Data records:
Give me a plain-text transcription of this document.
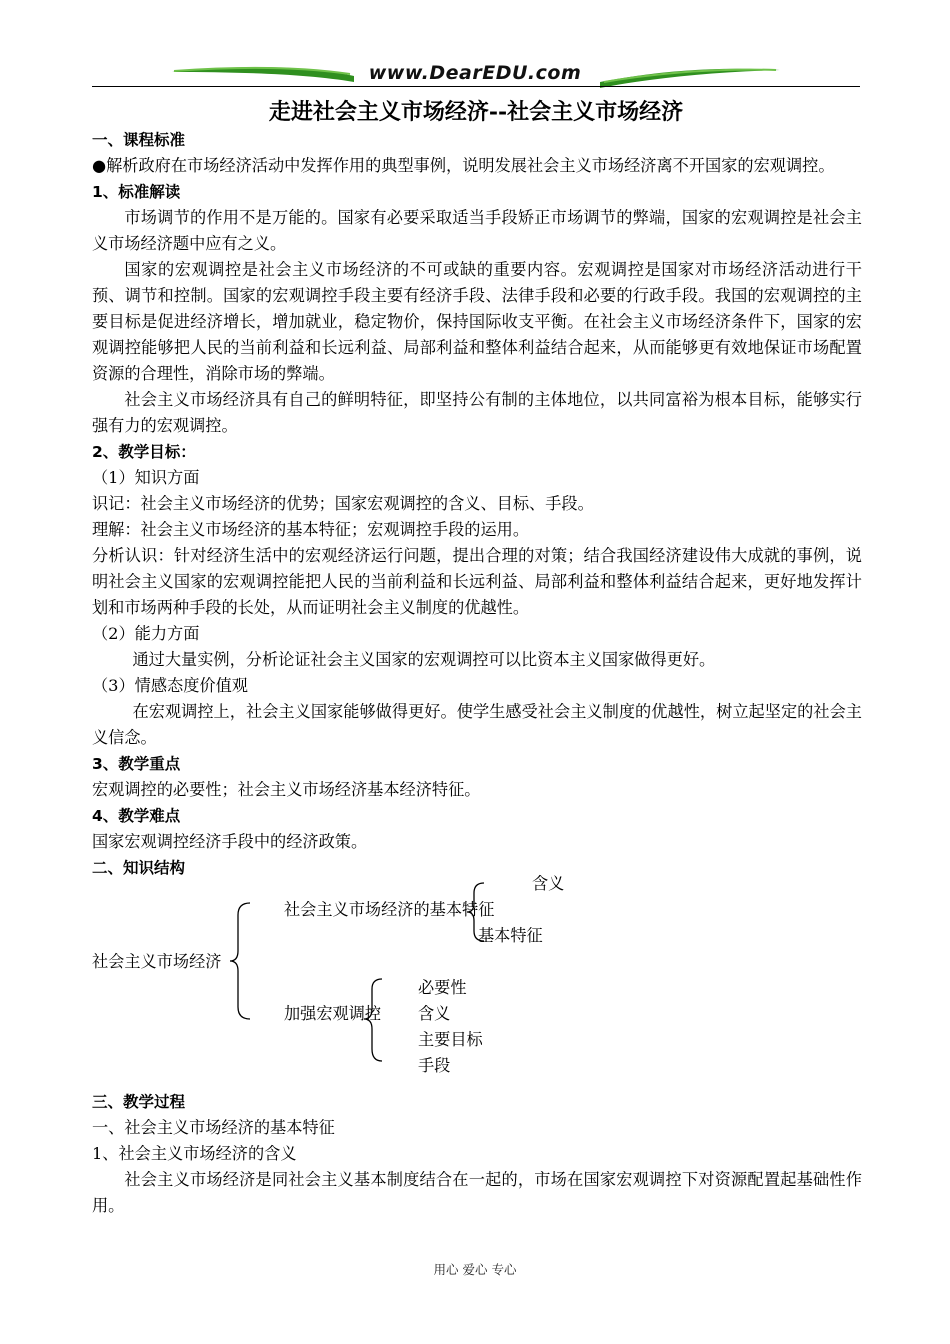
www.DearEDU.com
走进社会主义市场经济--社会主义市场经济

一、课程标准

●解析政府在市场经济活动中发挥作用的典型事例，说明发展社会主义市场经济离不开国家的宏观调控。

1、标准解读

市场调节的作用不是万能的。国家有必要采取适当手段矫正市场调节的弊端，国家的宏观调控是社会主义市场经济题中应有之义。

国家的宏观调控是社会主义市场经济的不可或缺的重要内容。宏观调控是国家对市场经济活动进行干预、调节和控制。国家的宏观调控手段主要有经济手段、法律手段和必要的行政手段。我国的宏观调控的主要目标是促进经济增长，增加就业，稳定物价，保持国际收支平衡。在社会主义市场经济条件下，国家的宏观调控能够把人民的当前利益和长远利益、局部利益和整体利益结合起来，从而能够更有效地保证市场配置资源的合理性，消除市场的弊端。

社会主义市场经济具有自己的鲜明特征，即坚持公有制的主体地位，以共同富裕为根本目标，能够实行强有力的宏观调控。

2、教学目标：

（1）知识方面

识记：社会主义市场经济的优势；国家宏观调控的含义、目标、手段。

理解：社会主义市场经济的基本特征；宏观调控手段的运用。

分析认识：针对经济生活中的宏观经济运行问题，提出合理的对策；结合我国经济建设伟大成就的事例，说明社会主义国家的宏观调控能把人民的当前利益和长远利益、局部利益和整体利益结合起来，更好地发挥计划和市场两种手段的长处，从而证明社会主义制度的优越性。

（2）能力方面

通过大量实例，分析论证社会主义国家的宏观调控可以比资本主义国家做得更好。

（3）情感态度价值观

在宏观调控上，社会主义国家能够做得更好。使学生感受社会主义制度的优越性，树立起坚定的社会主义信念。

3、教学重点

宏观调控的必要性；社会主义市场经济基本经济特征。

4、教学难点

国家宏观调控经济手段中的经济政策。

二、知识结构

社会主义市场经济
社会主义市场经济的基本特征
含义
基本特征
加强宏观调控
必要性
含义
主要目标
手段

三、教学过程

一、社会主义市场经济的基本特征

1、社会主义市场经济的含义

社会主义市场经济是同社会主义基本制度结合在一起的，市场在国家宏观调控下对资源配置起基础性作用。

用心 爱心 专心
...
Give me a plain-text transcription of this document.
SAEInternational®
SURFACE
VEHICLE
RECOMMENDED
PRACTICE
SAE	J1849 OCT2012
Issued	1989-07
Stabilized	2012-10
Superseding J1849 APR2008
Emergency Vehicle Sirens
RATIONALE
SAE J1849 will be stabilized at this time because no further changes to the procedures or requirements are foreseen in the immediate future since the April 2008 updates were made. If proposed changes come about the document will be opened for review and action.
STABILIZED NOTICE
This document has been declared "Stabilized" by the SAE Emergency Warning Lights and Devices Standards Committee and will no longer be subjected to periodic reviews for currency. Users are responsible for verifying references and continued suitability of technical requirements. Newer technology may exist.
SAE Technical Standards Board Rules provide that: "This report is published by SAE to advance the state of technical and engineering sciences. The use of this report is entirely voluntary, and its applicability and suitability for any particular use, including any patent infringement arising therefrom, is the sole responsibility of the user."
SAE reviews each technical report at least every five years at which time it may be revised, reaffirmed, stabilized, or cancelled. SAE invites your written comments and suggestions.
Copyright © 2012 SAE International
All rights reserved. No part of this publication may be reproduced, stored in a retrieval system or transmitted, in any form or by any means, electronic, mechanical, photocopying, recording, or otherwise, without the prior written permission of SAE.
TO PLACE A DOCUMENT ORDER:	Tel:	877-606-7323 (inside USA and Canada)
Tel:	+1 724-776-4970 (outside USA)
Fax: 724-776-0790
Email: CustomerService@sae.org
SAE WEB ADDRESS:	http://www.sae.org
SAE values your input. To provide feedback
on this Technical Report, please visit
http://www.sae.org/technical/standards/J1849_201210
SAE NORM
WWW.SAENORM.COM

REQUEST: Copy every line that includes the string "社会主义市场经济的基本特征" from the material above.

THE RESPONSE:
理解：社会主义市场经济的基本特征；宏观调控手段的运用。
社会主义市场经济的基本特征
一、社会主义市场经济的基本特征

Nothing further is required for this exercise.